- [What to work on]
Write out the material below again, unchanged.

(Data excerpts)
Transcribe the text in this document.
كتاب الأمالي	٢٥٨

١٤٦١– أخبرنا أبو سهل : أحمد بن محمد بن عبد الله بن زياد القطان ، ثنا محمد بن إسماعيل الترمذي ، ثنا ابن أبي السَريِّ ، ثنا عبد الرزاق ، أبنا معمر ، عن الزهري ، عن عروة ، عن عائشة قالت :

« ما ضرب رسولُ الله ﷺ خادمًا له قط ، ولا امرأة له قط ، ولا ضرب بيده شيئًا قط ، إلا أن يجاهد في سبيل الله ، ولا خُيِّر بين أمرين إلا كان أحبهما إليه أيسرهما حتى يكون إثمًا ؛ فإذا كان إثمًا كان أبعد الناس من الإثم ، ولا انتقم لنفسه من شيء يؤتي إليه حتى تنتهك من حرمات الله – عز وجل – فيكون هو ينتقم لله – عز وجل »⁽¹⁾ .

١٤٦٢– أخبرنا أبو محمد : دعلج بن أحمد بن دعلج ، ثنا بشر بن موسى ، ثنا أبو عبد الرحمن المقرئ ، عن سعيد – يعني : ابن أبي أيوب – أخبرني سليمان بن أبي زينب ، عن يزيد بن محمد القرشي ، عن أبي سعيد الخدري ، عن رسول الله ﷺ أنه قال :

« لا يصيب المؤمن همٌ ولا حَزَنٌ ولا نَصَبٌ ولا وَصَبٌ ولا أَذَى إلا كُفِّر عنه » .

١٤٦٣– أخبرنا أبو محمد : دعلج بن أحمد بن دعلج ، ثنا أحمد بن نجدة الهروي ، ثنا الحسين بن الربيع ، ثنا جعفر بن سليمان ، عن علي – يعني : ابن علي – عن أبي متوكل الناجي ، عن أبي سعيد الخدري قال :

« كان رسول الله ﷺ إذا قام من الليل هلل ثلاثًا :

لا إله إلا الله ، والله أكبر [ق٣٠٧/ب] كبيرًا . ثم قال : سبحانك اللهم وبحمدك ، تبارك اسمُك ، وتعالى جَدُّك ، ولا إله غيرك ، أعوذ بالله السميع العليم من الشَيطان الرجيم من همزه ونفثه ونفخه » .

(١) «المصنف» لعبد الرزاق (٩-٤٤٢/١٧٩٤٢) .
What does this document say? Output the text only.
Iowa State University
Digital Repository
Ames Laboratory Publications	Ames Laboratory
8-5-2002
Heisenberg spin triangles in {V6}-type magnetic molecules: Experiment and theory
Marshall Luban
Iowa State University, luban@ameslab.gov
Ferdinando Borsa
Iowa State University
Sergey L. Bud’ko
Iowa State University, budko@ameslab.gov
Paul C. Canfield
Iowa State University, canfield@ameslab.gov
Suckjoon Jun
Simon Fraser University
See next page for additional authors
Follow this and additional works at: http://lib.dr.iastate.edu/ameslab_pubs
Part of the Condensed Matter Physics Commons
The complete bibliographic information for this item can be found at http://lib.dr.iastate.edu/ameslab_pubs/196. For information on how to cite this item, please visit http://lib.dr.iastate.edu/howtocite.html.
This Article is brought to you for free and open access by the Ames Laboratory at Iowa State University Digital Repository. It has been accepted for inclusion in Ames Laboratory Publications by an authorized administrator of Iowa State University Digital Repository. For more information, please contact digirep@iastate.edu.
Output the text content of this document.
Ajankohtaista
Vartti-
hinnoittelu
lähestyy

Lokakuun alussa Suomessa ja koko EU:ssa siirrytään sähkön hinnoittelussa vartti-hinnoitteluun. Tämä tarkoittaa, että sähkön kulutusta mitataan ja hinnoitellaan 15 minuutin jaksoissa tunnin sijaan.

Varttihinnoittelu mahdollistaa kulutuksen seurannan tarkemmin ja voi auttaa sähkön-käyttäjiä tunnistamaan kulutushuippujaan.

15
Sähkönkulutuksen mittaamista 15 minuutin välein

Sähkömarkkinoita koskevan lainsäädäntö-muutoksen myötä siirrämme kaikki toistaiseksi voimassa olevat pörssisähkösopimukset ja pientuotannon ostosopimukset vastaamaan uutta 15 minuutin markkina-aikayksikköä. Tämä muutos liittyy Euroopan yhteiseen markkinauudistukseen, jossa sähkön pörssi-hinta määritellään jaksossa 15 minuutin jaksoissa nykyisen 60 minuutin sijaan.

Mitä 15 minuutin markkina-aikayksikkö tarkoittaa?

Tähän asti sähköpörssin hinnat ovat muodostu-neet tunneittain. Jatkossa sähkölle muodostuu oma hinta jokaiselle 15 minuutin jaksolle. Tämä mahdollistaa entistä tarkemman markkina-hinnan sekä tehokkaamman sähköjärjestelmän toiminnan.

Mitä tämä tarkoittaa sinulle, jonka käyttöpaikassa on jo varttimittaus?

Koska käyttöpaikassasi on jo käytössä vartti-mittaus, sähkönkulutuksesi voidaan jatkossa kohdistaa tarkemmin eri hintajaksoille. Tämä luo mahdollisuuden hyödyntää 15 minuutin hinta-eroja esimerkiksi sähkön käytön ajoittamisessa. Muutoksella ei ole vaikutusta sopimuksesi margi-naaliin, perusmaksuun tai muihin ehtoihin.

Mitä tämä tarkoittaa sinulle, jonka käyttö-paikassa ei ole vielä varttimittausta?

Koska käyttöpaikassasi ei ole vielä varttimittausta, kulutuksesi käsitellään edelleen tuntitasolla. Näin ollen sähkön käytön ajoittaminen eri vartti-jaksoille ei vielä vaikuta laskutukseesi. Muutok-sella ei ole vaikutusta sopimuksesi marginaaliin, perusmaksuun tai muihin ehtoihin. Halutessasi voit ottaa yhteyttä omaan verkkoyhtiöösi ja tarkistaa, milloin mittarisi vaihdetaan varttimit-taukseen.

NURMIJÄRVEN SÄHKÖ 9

- [Result below]
Transcribe the text in this document.
كتاب الأمالي	٢٥٨

١٤٦١– أخبرنا أبو سهل : أحمد بن محمد بن عبد الله بن زياد القطان ، ثنا محمد بن إسماعيل الترمذي ، ثنا ابن أبي السَريِّ ، ثنا عبد الرزاق ، أبنا معمر ، عن الزهري ، عن عروة ، عن عائشة قالت :

« ما ضرب رسولُ الله ﷺ خادمًا له قط ، ولا امرأة له قط ، ولا ضرب بيده شيئًا قط ، إلا أن يجاهد في سبيل الله ، ولا خُيِّر بين أمرين إلا كان أحبهما إليه أيسرهما حتى يكون إثمًا ؛ فإذا كان إثمًا كان أبعد الناس من الإثم ، ولا انتقم لنفسه من شيء يؤتي إليه حتى تنتهك من حرمات الله – عز وجل – فيكون هو ينتقم لله – عز وجل »⁽¹⁾ .

١٤٦٢– أخبرنا أبو محمد : دعلج بن أحمد بن دعلج ، ثنا بشر بن موسى ، ثنا أبو عبد الرحمن المقرئ ، عن سعيد – يعني : ابن أبي أيوب – أخبرني سليمان بن أبي زينب ، عن يزيد بن محمد القرشي ، عن أبي سعيد الخدري ، عن رسول الله ﷺ أنه قال :

« لا يصيب المؤمن همٌ ولا حَزَنٌ ولا نَصَبٌ ولا وَصَبٌ ولا أَذَى إلا كُفِّر عنه » .

١٤٦٣– أخبرنا أبو محمد : دعلج بن أحمد بن دعلج ، ثنا أحمد بن نجدة الهروي ، ثنا الحسين بن الربيع ، ثنا جعفر بن سليمان ، عن علي – يعني : ابن علي – عن أبي متوكل الناجي ، عن أبي سعيد الخدري قال :

« كان رسول الله ﷺ إذا قام من الليل هلل ثلاثًا :

لا إله إلا الله ، والله أكبر [ق٣٠٧/ب] كبيرًا . ثم قال : سبحانك اللهم وبحمدك ، تبارك اسمُك ، وتعالى جَدُّك ، ولا إله غيرك ، أعوذ بالله السميع العليم من الشَيطان الرجيم من همزه ونفثه ونفخه » .

(١) «المصنف» لعبد الرزاق (٩-٤٤٢/١٧٩٤٢) .
What does this document say? Output the text only.
Iowa State University
Digital Repository
Ames Laboratory Publications	Ames Laboratory
8-5-2002
Heisenberg spin triangles in {V6}-type magnetic molecules: Experiment and theory
Marshall Luban
Iowa State University, luban@ameslab.gov
Ferdinando Borsa
Iowa State University
Sergey L. Bud’ko
Iowa State University, budko@ameslab.gov
Paul C. Canfield
Iowa State University, canfield@ameslab.gov
Suckjoon Jun
Simon Fraser University
See next page for additional authors
Follow this and additional works at: http://lib.dr.iastate.edu/ameslab_pubs
Part of the Condensed Matter Physics Commons
The complete bibliographic information for this item can be found at http://lib.dr.iastate.edu/ameslab_pubs/196. For information on how to cite this item, please visit http://lib.dr.iastate.edu/howtocite.html.
This Article is brought to you for free and open access by the Ames Laboratory at Iowa State University Digital Repository. It has been accepted for inclusion in Ames Laboratory Publications by an authorized administrator of Iowa State University Digital Repository. For more information, please contact digirep@iastate.edu.
Output the text content of this document.
Ajankohtaista
Vartti-
hinnoittelu
lähestyy

Lokakuun alussa Suomessa ja koko EU:ssa siirrytään sähkön hinnoittelussa vartti-hinnoitteluun. Tämä tarkoittaa, että sähkön kulutusta mitataan ja hinnoitellaan 15 minuutin jaksoissa tunnin sijaan.

Varttihinnoittelu mahdollistaa kulutuksen seurannan tarkemmin ja voi auttaa sähkön-käyttäjiä tunnistamaan kulutushuippujaan.

15
Sähkönkulutuksen mittaamista 15 minuutin välein

Sähkömarkkinoita koskevan lainsäädäntö-muutoksen myötä siirrämme kaikki toistaiseksi voimassa olevat pörssisähkösopimukset ja pientuotannon ostosopimukset vastaamaan uutta 15 minuutin markkina-aikayksikköä. Tämä muutos liittyy Euroopan yhteiseen markkinauudistukseen, jossa sähkön pörssi-hinta määritellään jaksossa 15 minuutin jaksoissa nykyisen 60 minuutin sijaan.

Mitä 15 minuutin markkina-aikayksikkö tarkoittaa?

Tähän asti sähköpörssin hinnat ovat muodostu-neet tunneittain. Jatkossa sähkölle muodostuu oma hinta jokaiselle 15 minuutin jaksolle. Tämä mahdollistaa entistä tarkemman markkina-hinnan sekä tehokkaamman sähköjärjestelmän toiminnan.

Mitä tämä tarkoittaa sinulle, jonka käyttöpaikassa on jo varttimittaus?

Koska käyttöpaikassasi on jo käytössä vartti-mittaus, sähkönkulutuksesi voidaan jatkossa kohdistaa tarkemmin eri hintajaksoille. Tämä luo mahdollisuuden hyödyntää 15 minuutin hinta-eroja esimerkiksi sähkön käytön ajoittamisessa. Muutoksella ei ole vaikutusta sopimuksesi margi-naaliin, perusmaksuun tai muihin ehtoihin.

Mitä tämä tarkoittaa sinulle, jonka käyttö-paikassa ei ole vielä varttimittausta?

Koska käyttöpaikassasi ei ole vielä varttimittausta, kulutuksesi käsitellään edelleen tuntitasolla. Näin ollen sähkön käytön ajoittaminen eri vartti-jaksoille ei vielä vaikuta laskutukseesi. Muutok-sella ei ole vaikutusta sopimuksesi marginaaliin, perusmaksuun tai muihin ehtoihin. Halutessasi voit ottaa yhteyttä omaan verkkoyhtiöösi ja tarkistaa, milloin mittarisi vaihdetaan varttimit-taukseen.

NURMIJÄRVEN SÄHKÖ 9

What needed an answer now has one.